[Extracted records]
□ □ □
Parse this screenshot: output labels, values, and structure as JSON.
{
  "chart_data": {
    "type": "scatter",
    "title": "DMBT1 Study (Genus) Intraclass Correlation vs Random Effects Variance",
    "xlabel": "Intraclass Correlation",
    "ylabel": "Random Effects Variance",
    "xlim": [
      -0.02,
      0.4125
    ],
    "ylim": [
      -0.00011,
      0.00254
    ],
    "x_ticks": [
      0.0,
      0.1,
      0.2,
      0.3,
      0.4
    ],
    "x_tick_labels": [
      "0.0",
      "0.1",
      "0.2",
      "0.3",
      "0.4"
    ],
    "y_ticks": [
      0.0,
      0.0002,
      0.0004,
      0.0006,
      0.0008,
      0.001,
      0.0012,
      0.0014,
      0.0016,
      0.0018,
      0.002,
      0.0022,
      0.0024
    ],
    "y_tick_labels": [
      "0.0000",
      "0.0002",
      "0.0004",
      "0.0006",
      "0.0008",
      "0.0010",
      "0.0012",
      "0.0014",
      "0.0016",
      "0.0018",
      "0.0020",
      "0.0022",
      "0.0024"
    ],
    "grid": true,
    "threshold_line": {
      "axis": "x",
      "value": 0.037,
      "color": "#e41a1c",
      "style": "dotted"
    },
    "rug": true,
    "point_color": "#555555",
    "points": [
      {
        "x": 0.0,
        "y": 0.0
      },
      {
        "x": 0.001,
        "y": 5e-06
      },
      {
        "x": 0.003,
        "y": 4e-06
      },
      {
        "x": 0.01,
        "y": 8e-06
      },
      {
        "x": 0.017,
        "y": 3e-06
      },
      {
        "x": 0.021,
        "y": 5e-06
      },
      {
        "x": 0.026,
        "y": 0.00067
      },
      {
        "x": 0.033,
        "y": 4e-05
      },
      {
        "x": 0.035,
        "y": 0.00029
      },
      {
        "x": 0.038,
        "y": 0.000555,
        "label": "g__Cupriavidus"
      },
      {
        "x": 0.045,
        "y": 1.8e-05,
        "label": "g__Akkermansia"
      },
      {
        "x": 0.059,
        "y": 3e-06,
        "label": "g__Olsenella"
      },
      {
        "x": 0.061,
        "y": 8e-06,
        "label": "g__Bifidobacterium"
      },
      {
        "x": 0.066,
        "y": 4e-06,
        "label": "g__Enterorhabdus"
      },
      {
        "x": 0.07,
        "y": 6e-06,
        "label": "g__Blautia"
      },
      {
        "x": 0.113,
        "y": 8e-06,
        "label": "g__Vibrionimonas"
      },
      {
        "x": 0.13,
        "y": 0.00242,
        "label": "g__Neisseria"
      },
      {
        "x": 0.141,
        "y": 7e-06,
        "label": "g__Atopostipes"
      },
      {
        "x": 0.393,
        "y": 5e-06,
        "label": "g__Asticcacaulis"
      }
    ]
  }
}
□ □ □
About this task: Determine the number of lines in the records that contain the word "Correlation", and provide that number alone.

Problem solution: 2